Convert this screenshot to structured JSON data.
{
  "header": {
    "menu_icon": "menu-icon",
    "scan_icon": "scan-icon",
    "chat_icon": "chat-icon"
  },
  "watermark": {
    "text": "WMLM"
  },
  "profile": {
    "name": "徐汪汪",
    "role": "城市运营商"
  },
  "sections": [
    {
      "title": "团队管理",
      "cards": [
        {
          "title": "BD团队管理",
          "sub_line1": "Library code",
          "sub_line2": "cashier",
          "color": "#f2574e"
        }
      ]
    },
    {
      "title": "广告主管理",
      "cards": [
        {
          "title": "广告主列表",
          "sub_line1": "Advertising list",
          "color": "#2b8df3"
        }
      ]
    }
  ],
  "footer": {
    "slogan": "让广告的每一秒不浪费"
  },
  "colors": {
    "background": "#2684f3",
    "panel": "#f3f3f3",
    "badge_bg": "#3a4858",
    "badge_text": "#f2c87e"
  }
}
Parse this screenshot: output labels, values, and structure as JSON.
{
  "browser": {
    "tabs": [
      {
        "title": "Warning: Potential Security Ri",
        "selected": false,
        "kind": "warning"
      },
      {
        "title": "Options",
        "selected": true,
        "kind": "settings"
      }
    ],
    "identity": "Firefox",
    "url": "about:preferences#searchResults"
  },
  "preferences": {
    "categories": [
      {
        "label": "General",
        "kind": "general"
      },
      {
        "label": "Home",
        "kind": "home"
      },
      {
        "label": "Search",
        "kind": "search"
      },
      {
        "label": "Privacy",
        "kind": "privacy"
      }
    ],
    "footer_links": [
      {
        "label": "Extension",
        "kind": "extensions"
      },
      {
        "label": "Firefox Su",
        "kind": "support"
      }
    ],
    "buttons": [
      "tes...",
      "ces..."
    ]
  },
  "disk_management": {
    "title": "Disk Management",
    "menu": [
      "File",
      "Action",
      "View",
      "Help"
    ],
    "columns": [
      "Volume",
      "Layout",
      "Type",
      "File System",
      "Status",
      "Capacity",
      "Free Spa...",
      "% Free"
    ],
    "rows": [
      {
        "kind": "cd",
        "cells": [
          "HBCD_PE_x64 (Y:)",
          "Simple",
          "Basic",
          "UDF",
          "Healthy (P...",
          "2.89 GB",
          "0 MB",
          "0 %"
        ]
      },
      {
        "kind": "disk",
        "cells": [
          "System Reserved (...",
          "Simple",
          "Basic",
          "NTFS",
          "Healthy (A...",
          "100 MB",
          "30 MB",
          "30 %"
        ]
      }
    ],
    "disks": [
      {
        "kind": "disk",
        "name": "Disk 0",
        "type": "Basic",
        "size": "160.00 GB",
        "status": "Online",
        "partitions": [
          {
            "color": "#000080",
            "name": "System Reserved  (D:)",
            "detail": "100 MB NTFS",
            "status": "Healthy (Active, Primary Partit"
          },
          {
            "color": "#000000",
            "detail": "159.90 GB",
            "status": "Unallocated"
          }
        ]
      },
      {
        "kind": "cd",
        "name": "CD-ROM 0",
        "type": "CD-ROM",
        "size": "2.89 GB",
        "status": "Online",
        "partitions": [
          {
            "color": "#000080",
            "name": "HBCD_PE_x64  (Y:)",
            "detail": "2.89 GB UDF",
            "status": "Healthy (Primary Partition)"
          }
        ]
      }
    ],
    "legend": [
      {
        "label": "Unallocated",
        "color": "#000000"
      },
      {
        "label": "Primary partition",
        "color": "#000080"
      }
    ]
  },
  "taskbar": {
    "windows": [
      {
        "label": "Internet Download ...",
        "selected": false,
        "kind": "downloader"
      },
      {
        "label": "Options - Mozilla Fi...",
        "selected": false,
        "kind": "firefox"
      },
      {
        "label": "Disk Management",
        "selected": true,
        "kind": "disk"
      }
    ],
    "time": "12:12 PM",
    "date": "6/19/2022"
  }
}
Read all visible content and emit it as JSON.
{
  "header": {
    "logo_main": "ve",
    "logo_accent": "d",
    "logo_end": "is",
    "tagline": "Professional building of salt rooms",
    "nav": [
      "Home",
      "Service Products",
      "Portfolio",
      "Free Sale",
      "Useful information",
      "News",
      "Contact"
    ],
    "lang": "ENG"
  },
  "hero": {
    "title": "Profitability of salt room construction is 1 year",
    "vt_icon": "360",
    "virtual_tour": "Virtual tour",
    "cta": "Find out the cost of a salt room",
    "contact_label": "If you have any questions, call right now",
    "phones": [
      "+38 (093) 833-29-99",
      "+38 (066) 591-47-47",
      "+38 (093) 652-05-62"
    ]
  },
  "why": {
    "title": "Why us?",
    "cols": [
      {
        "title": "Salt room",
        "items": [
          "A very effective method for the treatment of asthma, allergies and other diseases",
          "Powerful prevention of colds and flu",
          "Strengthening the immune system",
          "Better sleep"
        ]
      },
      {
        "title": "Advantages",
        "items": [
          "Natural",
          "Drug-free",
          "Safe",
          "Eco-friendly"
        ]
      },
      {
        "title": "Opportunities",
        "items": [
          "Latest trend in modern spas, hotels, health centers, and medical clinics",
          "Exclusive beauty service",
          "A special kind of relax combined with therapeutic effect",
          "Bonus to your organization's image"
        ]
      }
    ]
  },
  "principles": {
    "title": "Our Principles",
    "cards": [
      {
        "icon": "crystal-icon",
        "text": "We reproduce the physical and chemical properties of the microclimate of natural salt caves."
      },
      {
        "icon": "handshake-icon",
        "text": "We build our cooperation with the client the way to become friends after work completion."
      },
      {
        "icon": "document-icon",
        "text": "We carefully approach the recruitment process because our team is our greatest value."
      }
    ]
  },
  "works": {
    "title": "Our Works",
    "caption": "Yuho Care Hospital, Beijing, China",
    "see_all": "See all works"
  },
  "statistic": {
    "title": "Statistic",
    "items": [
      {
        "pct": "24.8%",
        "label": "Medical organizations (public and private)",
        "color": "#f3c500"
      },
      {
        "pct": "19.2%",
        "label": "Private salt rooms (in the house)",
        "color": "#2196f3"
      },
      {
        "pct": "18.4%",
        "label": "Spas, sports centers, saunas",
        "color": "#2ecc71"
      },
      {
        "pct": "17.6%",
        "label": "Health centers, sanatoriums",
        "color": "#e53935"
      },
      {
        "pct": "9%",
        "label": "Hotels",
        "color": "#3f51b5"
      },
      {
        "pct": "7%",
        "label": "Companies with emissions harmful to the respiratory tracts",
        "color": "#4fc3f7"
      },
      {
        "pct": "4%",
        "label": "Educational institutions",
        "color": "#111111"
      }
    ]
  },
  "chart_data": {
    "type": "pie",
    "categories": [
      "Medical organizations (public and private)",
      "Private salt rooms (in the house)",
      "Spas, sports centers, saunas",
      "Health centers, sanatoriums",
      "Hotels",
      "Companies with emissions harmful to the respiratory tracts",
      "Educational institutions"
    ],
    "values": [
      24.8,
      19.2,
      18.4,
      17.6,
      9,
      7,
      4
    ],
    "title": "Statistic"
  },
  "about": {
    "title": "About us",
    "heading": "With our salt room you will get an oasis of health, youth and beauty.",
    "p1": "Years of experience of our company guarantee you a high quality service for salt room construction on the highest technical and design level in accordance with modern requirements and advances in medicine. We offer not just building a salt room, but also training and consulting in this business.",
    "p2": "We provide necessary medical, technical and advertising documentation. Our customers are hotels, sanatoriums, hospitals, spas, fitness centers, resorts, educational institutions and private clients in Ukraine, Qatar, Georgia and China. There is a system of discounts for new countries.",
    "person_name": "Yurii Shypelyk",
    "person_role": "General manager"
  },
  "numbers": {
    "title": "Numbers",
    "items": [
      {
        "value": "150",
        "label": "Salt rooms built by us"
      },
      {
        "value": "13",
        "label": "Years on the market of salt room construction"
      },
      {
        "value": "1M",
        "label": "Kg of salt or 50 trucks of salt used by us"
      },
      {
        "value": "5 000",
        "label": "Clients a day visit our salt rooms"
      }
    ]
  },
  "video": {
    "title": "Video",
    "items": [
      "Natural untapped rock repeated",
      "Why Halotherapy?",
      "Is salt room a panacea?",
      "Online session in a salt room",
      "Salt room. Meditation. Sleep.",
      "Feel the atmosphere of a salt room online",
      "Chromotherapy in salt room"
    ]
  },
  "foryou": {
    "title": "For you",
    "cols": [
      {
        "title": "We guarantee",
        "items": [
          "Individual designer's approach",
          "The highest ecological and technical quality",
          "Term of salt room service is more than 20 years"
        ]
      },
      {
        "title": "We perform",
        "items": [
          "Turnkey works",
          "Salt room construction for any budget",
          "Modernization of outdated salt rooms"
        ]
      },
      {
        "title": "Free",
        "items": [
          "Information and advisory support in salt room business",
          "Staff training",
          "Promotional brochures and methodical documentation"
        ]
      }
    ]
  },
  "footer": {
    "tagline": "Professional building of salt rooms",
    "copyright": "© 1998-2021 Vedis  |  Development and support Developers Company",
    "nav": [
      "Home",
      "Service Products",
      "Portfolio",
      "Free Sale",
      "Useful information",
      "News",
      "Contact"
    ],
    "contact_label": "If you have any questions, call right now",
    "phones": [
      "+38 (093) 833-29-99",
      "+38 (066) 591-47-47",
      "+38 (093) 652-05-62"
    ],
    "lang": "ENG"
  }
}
━━━━━━━━━━━━━━━━━━━━
Which lines hold the word "emissions"? Copy each of them from the records.

SOLUTION →
        "label": "Companies with emissions harmful to the respiratory tracts",
      "Companies with emissions harmful to the respiratory tracts",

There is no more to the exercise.